_Exercise task_
Send each entry back exactly as given, pictures excluded.

--- Start ---

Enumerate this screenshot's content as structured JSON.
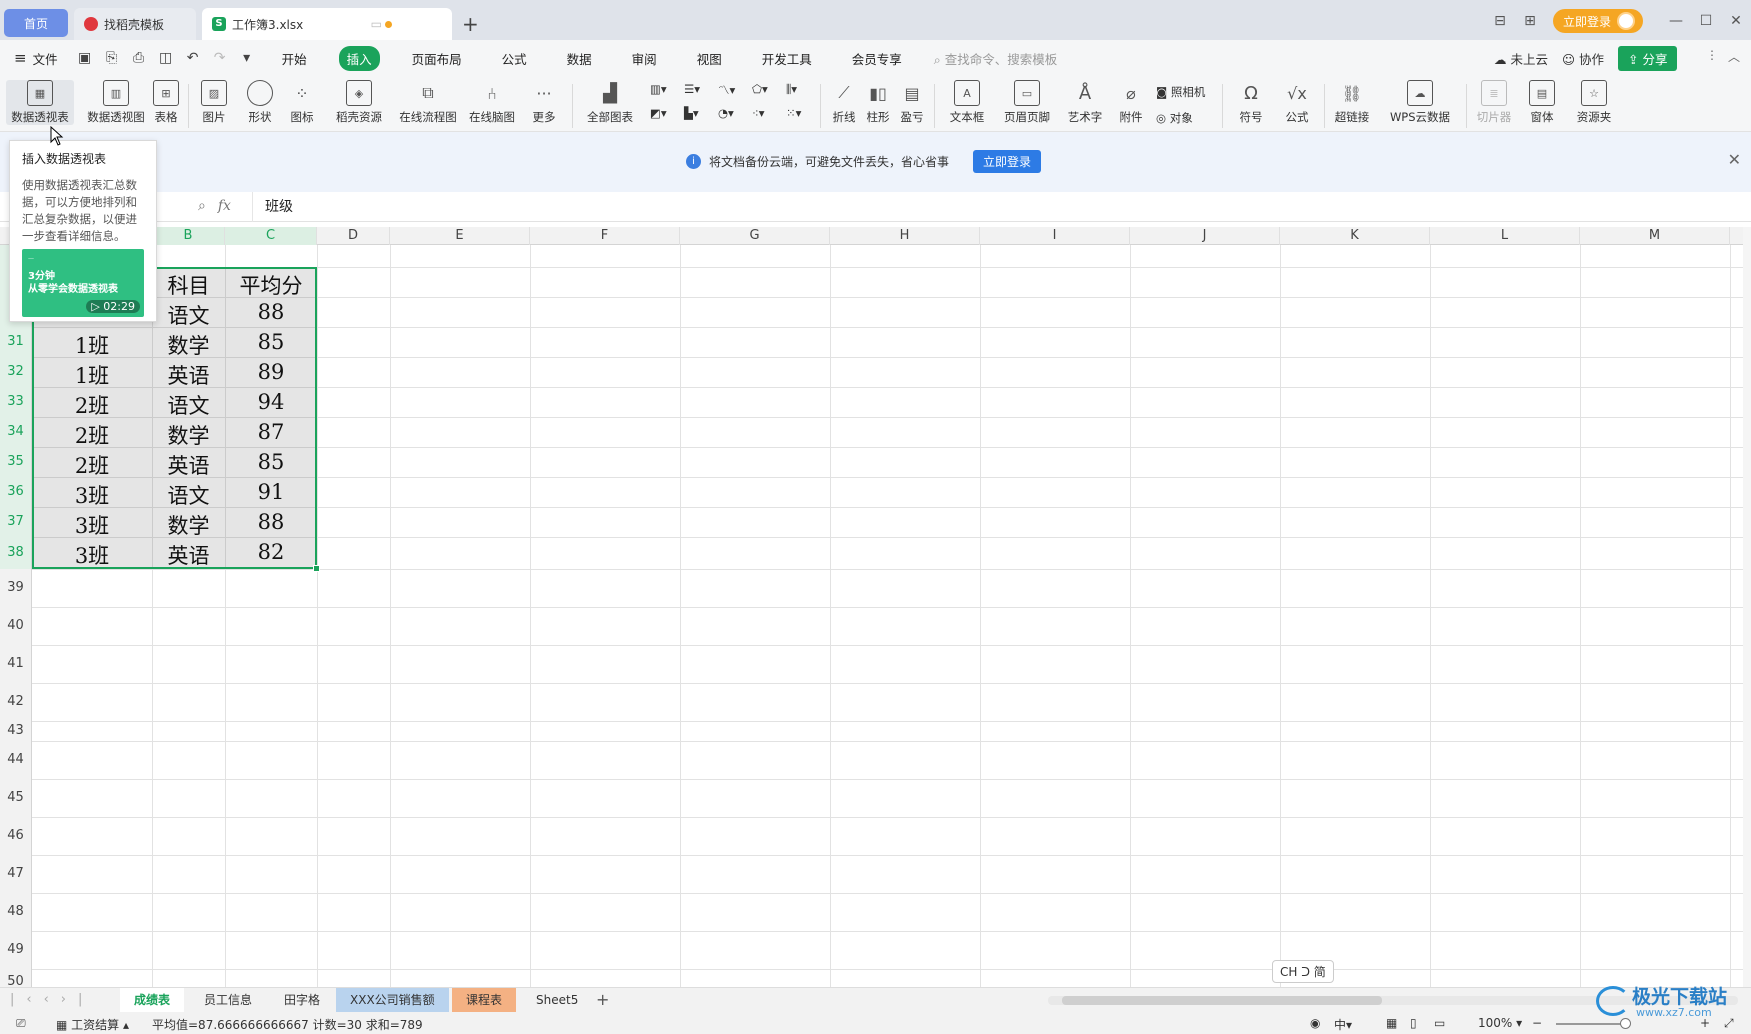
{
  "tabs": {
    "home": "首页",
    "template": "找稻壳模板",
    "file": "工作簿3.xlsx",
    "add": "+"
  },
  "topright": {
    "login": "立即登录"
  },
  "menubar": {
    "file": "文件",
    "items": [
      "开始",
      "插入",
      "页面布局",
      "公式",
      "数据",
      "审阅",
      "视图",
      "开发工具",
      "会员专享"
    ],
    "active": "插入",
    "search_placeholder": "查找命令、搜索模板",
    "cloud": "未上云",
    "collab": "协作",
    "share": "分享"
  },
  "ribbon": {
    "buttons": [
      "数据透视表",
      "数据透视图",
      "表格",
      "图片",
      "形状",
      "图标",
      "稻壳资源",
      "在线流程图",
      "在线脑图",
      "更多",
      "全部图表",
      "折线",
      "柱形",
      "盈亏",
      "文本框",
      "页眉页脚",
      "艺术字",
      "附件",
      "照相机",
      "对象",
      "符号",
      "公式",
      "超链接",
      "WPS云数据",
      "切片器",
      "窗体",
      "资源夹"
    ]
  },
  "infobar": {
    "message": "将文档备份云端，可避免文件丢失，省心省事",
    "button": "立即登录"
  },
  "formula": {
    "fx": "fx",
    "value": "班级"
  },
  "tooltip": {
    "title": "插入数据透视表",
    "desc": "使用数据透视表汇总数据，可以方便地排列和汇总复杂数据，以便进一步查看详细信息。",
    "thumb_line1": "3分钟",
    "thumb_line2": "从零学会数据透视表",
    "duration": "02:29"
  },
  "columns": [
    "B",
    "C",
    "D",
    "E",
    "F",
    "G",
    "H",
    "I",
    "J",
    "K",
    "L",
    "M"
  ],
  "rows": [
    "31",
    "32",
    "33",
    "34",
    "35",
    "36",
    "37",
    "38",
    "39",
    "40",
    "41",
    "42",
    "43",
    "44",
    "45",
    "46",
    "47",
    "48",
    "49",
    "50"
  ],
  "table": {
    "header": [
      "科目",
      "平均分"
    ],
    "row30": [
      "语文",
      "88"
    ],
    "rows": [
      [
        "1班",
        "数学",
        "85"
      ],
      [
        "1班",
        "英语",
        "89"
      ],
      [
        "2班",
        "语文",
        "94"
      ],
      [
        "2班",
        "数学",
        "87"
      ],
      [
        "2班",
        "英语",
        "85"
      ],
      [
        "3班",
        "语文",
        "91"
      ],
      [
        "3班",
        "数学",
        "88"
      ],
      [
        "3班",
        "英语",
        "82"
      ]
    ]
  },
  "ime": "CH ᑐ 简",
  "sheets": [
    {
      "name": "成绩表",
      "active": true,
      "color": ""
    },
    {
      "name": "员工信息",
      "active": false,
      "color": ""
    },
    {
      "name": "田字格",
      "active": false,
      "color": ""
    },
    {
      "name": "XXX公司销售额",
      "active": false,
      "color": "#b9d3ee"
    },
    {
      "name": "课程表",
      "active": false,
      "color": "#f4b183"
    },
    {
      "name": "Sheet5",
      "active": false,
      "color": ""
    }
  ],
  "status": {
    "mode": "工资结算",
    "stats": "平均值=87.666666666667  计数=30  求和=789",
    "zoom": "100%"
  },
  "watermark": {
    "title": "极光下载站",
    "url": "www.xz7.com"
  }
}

--- End ---

_Exercise solution_
Enumerate this screenshot's content as structured JSON.
{
  "tabs": {
    "home": "首页",
    "template": "找稻壳模板",
    "file": "工作簿3.xlsx",
    "add": "+"
  },
  "topright": {
    "login": "立即登录"
  },
  "menubar": {
    "file": "文件",
    "items": [
      "开始",
      "插入",
      "页面布局",
      "公式",
      "数据",
      "审阅",
      "视图",
      "开发工具",
      "会员专享"
    ],
    "active": "插入",
    "search_placeholder": "查找命令、搜索模板",
    "cloud": "未上云",
    "collab": "协作",
    "share": "分享"
  },
  "ribbon": {
    "buttons": [
      "数据透视表",
      "数据透视图",
      "表格",
      "图片",
      "形状",
      "图标",
      "稻壳资源",
      "在线流程图",
      "在线脑图",
      "更多",
      "全部图表",
      "折线",
      "柱形",
      "盈亏",
      "文本框",
      "页眉页脚",
      "艺术字",
      "附件",
      "照相机",
      "对象",
      "符号",
      "公式",
      "超链接",
      "WPS云数据",
      "切片器",
      "窗体",
      "资源夹"
    ]
  },
  "infobar": {
    "message": "将文档备份云端，可避免文件丢失，省心省事",
    "button": "立即登录"
  },
  "formula": {
    "fx": "fx",
    "value": "班级"
  },
  "tooltip": {
    "title": "插入数据透视表",
    "desc": "使用数据透视表汇总数据，可以方便地排列和汇总复杂数据，以便进一步查看详细信息。",
    "thumb_line1": "3分钟",
    "thumb_line2": "从零学会数据透视表",
    "duration": "02:29"
  },
  "columns": [
    "B",
    "C",
    "D",
    "E",
    "F",
    "G",
    "H",
    "I",
    "J",
    "K",
    "L",
    "M"
  ],
  "rows": [
    "31",
    "32",
    "33",
    "34",
    "35",
    "36",
    "37",
    "38",
    "39",
    "40",
    "41",
    "42",
    "43",
    "44",
    "45",
    "46",
    "47",
    "48",
    "49",
    "50"
  ],
  "table": {
    "header": [
      "科目",
      "平均分"
    ],
    "row30": [
      "语文",
      "88"
    ],
    "rows": [
      [
        "1班",
        "数学",
        "85"
      ],
      [
        "1班",
        "英语",
        "89"
      ],
      [
        "2班",
        "语文",
        "94"
      ],
      [
        "2班",
        "数学",
        "87"
      ],
      [
        "2班",
        "英语",
        "85"
      ],
      [
        "3班",
        "语文",
        "91"
      ],
      [
        "3班",
        "数学",
        "88"
      ],
      [
        "3班",
        "英语",
        "82"
      ]
    ]
  },
  "ime": "CH ᑐ 简",
  "sheets": [
    {
      "name": "成绩表",
      "active": true,
      "color": ""
    },
    {
      "name": "员工信息",
      "active": false,
      "color": ""
    },
    {
      "name": "田字格",
      "active": false,
      "color": ""
    },
    {
      "name": "XXX公司销售额",
      "active": false,
      "color": "#b9d3ee"
    },
    {
      "name": "课程表",
      "active": false,
      "color": "#f4b183"
    },
    {
      "name": "Sheet5",
      "active": false,
      "color": ""
    }
  ],
  "status": {
    "mode": "工资结算",
    "stats": "平均值=87.666666666667  计数=30  求和=789",
    "zoom": "100%"
  },
  "watermark": {
    "title": "极光下载站",
    "url": "www.xz7.com"
  }
}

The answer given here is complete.